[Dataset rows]
┏━━

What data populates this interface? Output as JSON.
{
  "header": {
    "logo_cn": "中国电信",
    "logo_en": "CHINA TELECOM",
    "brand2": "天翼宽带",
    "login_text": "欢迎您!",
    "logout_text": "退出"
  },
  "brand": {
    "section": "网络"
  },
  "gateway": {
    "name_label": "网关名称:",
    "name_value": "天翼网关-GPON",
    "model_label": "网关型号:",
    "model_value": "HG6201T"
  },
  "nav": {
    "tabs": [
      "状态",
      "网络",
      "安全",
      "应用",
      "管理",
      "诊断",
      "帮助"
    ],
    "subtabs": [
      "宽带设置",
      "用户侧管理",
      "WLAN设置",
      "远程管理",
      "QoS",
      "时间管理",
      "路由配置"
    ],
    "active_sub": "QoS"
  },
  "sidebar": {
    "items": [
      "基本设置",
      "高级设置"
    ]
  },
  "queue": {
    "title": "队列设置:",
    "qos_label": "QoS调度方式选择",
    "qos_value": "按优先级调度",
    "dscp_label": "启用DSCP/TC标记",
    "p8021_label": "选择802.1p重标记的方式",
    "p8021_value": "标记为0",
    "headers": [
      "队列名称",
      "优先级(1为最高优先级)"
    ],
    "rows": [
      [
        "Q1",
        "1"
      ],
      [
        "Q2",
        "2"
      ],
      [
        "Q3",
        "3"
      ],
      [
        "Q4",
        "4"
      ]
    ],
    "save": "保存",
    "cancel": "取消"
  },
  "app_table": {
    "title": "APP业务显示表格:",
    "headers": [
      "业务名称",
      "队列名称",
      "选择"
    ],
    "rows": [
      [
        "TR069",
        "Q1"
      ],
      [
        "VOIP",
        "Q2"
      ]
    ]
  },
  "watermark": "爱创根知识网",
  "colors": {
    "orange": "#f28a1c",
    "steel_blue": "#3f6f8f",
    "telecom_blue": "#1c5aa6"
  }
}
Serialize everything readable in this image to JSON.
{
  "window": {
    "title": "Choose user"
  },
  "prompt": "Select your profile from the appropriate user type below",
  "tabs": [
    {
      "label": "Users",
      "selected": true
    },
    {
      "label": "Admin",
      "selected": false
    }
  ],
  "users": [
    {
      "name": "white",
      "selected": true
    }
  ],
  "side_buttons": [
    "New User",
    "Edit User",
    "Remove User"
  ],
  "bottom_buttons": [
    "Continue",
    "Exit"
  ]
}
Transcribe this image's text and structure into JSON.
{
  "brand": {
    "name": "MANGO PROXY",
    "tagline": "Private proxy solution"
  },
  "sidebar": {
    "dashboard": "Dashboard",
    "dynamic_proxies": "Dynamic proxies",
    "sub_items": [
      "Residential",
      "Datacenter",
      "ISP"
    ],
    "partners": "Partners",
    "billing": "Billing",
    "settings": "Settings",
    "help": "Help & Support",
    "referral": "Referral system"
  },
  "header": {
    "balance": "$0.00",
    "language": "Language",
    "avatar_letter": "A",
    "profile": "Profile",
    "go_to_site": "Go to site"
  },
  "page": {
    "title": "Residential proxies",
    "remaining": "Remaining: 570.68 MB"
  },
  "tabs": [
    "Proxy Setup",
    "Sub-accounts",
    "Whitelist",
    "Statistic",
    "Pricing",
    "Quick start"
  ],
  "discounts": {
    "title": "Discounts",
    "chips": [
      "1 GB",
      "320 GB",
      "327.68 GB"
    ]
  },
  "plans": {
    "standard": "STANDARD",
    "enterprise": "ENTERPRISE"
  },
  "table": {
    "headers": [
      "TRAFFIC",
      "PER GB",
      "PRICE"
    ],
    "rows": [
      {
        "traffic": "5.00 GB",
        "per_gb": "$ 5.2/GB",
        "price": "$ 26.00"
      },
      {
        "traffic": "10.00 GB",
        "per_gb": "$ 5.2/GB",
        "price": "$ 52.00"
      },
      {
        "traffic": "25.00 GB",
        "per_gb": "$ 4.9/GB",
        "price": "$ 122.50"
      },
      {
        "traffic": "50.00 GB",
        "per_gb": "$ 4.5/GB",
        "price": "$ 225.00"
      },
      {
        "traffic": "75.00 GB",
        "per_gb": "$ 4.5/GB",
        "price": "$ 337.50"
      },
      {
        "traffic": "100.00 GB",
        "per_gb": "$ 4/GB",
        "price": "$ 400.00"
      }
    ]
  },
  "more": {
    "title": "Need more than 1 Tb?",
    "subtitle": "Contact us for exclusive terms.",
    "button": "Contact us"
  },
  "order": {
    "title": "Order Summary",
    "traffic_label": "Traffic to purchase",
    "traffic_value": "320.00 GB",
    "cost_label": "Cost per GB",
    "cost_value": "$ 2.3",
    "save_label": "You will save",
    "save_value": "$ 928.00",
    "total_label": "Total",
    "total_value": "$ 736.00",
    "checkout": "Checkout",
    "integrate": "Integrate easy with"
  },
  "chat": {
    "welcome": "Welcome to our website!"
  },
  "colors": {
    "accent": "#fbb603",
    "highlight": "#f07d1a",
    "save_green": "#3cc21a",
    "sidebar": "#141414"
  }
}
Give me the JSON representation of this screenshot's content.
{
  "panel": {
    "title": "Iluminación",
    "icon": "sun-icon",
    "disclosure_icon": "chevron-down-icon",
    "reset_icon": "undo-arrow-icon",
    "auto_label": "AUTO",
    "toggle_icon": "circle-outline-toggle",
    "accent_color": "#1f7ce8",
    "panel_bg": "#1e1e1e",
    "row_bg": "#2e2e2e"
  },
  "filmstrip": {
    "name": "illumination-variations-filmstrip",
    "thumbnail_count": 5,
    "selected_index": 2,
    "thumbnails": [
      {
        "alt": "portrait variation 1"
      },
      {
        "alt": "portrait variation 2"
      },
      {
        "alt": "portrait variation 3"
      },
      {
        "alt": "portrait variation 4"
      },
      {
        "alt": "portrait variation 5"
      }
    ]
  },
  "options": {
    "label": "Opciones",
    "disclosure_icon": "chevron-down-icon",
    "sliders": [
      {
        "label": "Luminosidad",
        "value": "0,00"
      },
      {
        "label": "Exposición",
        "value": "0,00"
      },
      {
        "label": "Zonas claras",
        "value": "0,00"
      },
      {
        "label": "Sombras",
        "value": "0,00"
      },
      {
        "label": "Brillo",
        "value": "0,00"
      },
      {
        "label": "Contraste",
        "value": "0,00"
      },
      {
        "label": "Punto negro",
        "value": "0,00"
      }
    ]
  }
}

┗━━

§ Description of the task
Tally the lines above containing "portrait". Answer with the count only.

§ Reply to the task
5